In the records below, count every line containing "Contains". Reply with the number only.

════════════════════

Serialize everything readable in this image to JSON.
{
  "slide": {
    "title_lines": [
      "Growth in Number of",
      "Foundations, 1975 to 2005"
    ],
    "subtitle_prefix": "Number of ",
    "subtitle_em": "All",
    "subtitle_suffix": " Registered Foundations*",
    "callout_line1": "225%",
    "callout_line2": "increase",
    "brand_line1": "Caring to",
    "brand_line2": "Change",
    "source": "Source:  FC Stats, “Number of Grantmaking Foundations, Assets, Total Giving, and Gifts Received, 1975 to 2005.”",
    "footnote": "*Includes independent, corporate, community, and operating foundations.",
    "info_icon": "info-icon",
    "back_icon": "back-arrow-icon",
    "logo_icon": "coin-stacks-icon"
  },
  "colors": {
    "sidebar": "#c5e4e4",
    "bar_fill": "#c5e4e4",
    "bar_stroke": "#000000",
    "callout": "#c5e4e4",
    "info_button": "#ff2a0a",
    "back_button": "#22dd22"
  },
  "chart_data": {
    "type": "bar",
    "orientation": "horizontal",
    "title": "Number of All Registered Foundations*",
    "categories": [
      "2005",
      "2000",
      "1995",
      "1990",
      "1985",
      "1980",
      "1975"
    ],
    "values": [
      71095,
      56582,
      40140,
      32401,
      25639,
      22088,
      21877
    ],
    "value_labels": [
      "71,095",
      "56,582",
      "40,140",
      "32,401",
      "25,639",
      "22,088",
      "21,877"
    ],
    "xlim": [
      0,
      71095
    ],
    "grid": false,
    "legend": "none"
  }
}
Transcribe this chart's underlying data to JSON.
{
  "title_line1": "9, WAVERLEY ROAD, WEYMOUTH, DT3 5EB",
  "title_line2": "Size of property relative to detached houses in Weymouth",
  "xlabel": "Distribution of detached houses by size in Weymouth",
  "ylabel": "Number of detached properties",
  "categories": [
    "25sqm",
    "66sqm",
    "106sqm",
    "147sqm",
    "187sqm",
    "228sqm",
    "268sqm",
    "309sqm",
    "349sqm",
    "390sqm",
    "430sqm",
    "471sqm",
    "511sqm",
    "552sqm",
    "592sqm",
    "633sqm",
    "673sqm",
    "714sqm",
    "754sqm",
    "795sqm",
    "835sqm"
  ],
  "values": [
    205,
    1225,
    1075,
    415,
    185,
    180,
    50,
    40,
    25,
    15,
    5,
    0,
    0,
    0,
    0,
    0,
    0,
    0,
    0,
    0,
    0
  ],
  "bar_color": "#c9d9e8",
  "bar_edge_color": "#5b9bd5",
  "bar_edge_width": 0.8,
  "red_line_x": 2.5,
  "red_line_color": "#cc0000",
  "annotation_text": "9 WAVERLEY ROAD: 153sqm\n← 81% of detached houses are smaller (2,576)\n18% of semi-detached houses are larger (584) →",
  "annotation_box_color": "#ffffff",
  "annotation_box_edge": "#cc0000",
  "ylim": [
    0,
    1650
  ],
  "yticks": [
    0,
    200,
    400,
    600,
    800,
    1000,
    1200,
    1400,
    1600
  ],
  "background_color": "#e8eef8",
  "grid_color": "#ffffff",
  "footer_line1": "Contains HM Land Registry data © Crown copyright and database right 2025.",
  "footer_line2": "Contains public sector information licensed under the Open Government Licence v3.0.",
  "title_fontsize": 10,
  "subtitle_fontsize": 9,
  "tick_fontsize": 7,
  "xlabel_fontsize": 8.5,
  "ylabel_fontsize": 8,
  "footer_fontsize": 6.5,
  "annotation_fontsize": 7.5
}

════════════════════

Response to this exercise: 2